● Task statement
Extract each line of the records below that contains the word "History".

● Raw records
-----
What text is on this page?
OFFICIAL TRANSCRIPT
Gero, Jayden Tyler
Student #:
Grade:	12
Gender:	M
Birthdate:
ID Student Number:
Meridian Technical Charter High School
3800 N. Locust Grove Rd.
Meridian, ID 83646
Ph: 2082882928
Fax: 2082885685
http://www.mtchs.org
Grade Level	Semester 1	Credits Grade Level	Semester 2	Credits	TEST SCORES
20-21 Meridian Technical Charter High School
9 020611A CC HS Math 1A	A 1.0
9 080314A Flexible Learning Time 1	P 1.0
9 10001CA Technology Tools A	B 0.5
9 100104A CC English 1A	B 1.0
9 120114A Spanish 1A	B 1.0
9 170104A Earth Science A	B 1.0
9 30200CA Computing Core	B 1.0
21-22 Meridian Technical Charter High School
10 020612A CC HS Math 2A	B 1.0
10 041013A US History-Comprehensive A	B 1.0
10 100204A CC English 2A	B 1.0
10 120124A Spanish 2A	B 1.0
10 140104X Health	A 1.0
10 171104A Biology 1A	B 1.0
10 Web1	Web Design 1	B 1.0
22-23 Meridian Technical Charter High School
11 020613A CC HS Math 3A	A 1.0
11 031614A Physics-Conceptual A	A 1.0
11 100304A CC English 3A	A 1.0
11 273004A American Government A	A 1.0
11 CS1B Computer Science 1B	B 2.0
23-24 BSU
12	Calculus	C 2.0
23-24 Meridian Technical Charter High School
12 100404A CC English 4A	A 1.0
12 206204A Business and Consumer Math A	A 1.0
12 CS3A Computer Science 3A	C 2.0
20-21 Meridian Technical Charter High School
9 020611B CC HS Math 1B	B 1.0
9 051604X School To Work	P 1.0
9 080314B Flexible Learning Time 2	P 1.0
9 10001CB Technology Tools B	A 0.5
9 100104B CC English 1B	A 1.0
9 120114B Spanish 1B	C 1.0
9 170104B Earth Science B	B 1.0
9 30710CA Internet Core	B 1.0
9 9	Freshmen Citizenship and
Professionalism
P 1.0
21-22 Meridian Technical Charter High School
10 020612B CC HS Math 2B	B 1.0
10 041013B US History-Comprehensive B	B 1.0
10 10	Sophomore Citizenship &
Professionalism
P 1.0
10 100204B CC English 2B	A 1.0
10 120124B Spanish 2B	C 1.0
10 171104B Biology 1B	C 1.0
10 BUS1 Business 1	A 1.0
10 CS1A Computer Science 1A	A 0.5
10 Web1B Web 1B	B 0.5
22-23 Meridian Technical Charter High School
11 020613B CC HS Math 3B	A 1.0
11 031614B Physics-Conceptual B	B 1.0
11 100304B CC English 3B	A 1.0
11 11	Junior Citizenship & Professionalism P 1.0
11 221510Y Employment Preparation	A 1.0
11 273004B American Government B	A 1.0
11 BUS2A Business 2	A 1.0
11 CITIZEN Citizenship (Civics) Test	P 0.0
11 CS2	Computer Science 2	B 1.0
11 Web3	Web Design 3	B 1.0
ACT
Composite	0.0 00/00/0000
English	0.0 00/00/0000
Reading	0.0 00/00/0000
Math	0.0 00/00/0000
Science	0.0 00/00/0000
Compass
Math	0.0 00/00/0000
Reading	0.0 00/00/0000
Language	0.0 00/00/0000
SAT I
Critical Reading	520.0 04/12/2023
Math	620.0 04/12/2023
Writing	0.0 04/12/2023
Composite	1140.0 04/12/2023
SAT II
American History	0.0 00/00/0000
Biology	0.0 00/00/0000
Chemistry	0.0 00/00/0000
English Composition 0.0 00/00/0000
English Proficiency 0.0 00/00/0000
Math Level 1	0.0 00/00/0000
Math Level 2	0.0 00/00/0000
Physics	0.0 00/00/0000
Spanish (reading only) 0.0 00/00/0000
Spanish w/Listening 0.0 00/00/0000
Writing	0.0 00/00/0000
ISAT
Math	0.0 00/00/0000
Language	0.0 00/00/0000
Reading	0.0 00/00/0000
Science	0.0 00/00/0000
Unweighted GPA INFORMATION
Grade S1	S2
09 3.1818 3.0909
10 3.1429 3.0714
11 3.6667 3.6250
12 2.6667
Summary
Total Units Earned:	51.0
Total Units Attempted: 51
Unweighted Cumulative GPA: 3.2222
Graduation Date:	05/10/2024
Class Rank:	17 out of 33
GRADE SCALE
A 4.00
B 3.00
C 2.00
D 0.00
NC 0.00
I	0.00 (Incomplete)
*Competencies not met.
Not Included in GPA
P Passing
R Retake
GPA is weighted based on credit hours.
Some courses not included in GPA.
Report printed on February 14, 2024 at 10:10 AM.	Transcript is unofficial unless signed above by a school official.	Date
-----
● Worked answer
10 041013A US History-Comprehensive A	B 1.0
10 041013B US History-Comprehensive B	B 1.0
American History	0.0 00/00/0000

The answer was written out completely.